<<<<

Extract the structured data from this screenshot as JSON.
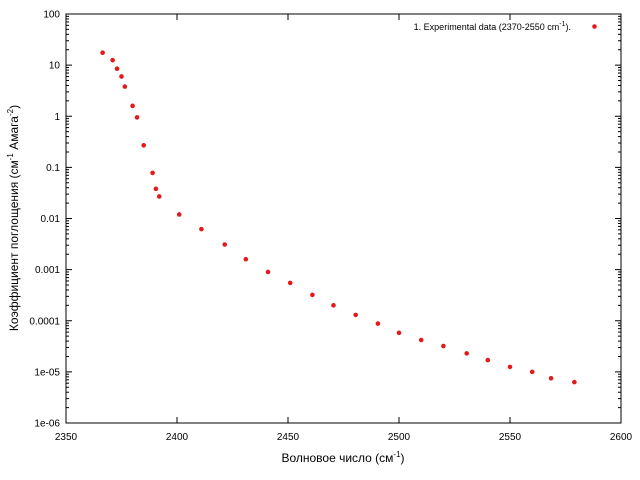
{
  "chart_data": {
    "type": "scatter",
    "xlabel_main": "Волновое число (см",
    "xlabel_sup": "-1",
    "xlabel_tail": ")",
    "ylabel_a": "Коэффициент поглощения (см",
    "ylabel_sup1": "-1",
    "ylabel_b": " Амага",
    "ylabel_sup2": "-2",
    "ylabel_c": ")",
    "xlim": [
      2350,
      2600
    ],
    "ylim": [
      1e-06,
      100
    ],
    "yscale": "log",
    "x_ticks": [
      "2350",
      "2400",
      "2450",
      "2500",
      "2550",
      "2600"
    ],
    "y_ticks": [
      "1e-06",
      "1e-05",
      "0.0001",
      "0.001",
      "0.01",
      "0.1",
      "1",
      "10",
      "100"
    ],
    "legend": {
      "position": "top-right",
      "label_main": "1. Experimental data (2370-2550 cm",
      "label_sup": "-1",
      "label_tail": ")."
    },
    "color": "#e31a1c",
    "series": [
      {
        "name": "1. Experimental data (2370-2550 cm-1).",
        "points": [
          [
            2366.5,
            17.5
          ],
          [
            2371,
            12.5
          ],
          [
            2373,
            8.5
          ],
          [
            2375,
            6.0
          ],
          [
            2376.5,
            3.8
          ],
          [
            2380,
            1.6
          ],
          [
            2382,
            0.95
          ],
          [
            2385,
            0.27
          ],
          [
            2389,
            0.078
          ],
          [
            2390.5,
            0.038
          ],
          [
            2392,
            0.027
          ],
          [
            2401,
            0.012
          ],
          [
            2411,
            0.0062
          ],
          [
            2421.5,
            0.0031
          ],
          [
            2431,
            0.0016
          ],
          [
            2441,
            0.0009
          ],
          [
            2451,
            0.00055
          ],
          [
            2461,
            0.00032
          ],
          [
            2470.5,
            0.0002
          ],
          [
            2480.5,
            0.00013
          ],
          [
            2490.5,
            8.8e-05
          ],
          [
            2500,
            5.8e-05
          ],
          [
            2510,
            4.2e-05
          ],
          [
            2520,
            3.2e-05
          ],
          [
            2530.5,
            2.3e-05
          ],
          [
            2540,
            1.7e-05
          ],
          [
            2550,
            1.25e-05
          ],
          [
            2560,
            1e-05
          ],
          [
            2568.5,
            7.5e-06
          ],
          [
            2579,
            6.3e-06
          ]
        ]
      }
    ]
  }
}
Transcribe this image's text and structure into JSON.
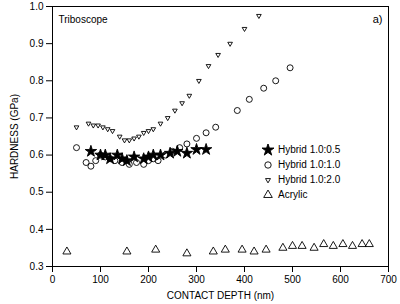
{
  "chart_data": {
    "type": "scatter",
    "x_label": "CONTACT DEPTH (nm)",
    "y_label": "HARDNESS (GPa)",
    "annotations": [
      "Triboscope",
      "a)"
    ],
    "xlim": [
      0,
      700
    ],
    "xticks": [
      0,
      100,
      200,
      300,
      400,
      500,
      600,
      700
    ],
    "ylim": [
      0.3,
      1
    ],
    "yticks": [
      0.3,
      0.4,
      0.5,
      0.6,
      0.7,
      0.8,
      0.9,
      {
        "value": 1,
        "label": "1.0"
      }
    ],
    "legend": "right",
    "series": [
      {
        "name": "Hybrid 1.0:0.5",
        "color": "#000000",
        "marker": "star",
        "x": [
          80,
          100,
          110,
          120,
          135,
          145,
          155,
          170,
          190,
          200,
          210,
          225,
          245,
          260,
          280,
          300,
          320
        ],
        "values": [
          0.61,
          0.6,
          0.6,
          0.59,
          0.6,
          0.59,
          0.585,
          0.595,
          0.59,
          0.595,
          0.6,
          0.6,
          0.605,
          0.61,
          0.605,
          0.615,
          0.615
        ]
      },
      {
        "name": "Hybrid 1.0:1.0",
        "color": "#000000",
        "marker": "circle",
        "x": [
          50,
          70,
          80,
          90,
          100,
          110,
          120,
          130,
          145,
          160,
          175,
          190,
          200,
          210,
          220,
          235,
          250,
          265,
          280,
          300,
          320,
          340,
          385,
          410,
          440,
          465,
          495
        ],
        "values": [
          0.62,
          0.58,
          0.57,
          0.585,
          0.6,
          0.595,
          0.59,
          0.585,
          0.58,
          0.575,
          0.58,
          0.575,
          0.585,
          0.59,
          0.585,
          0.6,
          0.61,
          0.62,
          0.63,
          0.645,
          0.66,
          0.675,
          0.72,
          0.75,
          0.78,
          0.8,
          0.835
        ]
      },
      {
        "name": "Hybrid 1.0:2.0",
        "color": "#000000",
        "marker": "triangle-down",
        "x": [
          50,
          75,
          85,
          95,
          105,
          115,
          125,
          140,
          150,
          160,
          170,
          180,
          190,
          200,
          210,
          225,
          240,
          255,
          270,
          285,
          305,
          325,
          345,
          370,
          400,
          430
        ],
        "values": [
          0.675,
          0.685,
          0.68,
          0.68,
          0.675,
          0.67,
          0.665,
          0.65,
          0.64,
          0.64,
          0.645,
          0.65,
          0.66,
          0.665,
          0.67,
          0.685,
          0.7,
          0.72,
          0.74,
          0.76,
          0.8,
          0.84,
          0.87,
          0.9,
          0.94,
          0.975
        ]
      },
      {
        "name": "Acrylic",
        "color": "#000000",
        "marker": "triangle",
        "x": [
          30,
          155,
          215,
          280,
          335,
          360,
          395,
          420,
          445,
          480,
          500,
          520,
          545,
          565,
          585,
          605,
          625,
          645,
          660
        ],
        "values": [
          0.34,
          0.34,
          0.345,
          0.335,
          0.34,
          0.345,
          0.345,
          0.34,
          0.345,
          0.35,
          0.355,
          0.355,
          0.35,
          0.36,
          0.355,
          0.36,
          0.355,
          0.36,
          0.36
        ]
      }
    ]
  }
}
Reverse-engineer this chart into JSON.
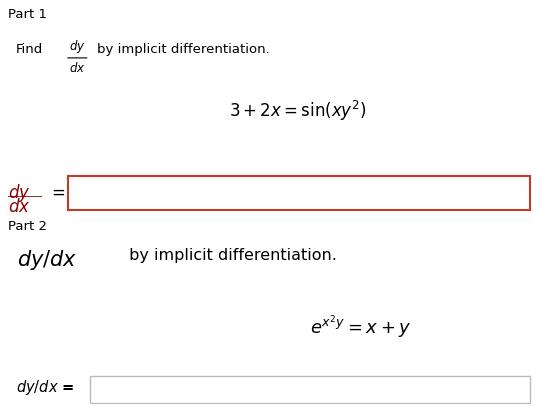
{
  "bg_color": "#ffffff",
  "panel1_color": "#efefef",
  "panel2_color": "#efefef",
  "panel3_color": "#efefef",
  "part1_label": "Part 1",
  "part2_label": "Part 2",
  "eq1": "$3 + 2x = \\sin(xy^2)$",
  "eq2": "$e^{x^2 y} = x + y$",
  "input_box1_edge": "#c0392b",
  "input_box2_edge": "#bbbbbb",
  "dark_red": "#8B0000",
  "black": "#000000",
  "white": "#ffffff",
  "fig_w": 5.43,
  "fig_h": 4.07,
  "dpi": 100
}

>>>>

Quote the entries in full. Any image among them is to be omitted from the copy.

Extract the structured data from this screenshot as JSON.
{
  "chart_data": {
    "type": "scatter",
    "xlabel_main": "Волновое число (см",
    "xlabel_sup": "-1",
    "xlabel_tail": ")",
    "ylabel_a": "Коэффициент поглощения (см",
    "ylabel_sup1": "-1",
    "ylabel_b": " Амага",
    "ylabel_sup2": "-2",
    "ylabel_c": ")",
    "xlim": [
      2350,
      2600
    ],
    "ylim": [
      1e-06,
      100
    ],
    "yscale": "log",
    "x_ticks": [
      "2350",
      "2400",
      "2450",
      "2500",
      "2550",
      "2600"
    ],
    "y_ticks": [
      "1e-06",
      "1e-05",
      "0.0001",
      "0.001",
      "0.01",
      "0.1",
      "1",
      "10",
      "100"
    ],
    "legend": {
      "position": "top-right",
      "label_main": "1. Experimental data (2370-2550 cm",
      "label_sup": "-1",
      "label_tail": ")."
    },
    "color": "#e31a1c",
    "series": [
      {
        "name": "1. Experimental data (2370-2550 cm-1).",
        "points": [
          [
            2366.5,
            17.5
          ],
          [
            2371,
            12.5
          ],
          [
            2373,
            8.5
          ],
          [
            2375,
            6.0
          ],
          [
            2376.5,
            3.8
          ],
          [
            2380,
            1.6
          ],
          [
            2382,
            0.95
          ],
          [
            2385,
            0.27
          ],
          [
            2389,
            0.078
          ],
          [
            2390.5,
            0.038
          ],
          [
            2392,
            0.027
          ],
          [
            2401,
            0.012
          ],
          [
            2411,
            0.0062
          ],
          [
            2421.5,
            0.0031
          ],
          [
            2431,
            0.0016
          ],
          [
            2441,
            0.0009
          ],
          [
            2451,
            0.00055
          ],
          [
            2461,
            0.00032
          ],
          [
            2470.5,
            0.0002
          ],
          [
            2480.5,
            0.00013
          ],
          [
            2490.5,
            8.8e-05
          ],
          [
            2500,
            5.8e-05
          ],
          [
            2510,
            4.2e-05
          ],
          [
            2520,
            3.2e-05
          ],
          [
            2530.5,
            2.3e-05
          ],
          [
            2540,
            1.7e-05
          ],
          [
            2550,
            1.25e-05
          ],
          [
            2560,
            1e-05
          ],
          [
            2568.5,
            7.5e-06
          ],
          [
            2579,
            6.3e-06
          ]
        ]
      }
    ]
  }
}
Transcribe this image's text and structure into JSON.
{
  "chart_data": {
    "type": "scatter",
    "x_label": "CONTACT DEPTH (nm)",
    "y_label": "HARDNESS (GPa)",
    "annotations": [
      "Triboscope",
      "a)"
    ],
    "xlim": [
      0,
      700
    ],
    "xticks": [
      0,
      100,
      200,
      300,
      400,
      500,
      600,
      700
    ],
    "ylim": [
      0.3,
      1
    ],
    "yticks": [
      0.3,
      0.4,
      0.5,
      0.6,
      0.7,
      0.8,
      0.9,
      {
        "value": 1,
        "label": "1.0"
      }
    ],
    "legend": "right",
    "series": [
      {
        "name": "Hybrid 1.0:0.5",
        "color": "#000000",
        "marker": "star",
        "x": [
          80,
          100,
          110,
          120,
          135,
          145,
          155,
          170,
          190,
          200,
          210,
          225,
          245,
          260,
          280,
          300,
          320
        ],
        "values": [
          0.61,
          0.6,
          0.6,
          0.59,
          0.6,
          0.59,
          0.585,
          0.595,
          0.59,
          0.595,
          0.6,
          0.6,
          0.605,
          0.61,
          0.605,
          0.615,
          0.615
        ]
      },
      {
        "name": "Hybrid 1.0:1.0",
        "color": "#000000",
        "marker": "circle",
        "x": [
          50,
          70,
          80,
          90,
          100,
          110,
          120,
          130,
          145,
          160,
          175,
          190,
          200,
          210,
          220,
          235,
          250,
          265,
          280,
          300,
          320,
          340,
          385,
          410,
          440,
          465,
          495
        ],
        "values": [
          0.62,
          0.58,
          0.57,
          0.585,
          0.6,
          0.595,
          0.59,
          0.585,
          0.58,
          0.575,
          0.58,
          0.575,
          0.585,
          0.59,
          0.585,
          0.6,
          0.61,
          0.62,
          0.63,
          0.645,
          0.66,
          0.675,
          0.72,
          0.75,
          0.78,
          0.8,
          0.835
        ]
      },
      {
        "name": "Hybrid 1.0:2.0",
        "color": "#000000",
        "marker": "triangle-down",
        "x": [
          50,
          75,
          85,
          95,
          105,
          115,
          125,
          140,
          150,
          160,
          170,
          180,
          190,
          200,
          210,
          225,
          240,
          255,
          270,
          285,
          305,
          325,
          345,
          370,
          400,
          430
        ],
        "values": [
          0.675,
          0.685,
          0.68,
          0.68,
          0.675,
          0.67,
          0.665,
          0.65,
          0.64,
          0.64,
          0.645,
          0.65,
          0.66,
          0.665,
          0.67,
          0.685,
          0.7,
          0.72,
          0.74,
          0.76,
          0.8,
          0.84,
          0.87,
          0.9,
          0.94,
          0.975
        ]
      },
      {
        "name": "Acrylic",
        "color": "#000000",
        "marker": "triangle",
        "x": [
          30,
          155,
          215,
          280,
          335,
          360,
          395,
          420,
          445,
          480,
          500,
          520,
          545,
          565,
          585,
          605,
          625,
          645,
          660
        ],
        "values": [
          0.34,
          0.34,
          0.345,
          0.335,
          0.34,
          0.345,
          0.345,
          0.34,
          0.345,
          0.35,
          0.355,
          0.355,
          0.35,
          0.36,
          0.355,
          0.36,
          0.355,
          0.36,
          0.36
        ]
      }
    ]
  }
}
Reverse-engineer this chart into JSON.
{
  "bg_color": "#ffffff",
  "panel1_color": "#efefef",
  "panel2_color": "#efefef",
  "panel3_color": "#efefef",
  "part1_label": "Part 1",
  "part2_label": "Part 2",
  "eq1": "$3 + 2x = \\sin(xy^2)$",
  "eq2": "$e^{x^2 y} = x + y$",
  "input_box1_edge": "#c0392b",
  "input_box2_edge": "#bbbbbb",
  "dark_red": "#8B0000",
  "black": "#000000",
  "white": "#ffffff",
  "fig_w": 5.43,
  "fig_h": 4.07,
  "dpi": 100
}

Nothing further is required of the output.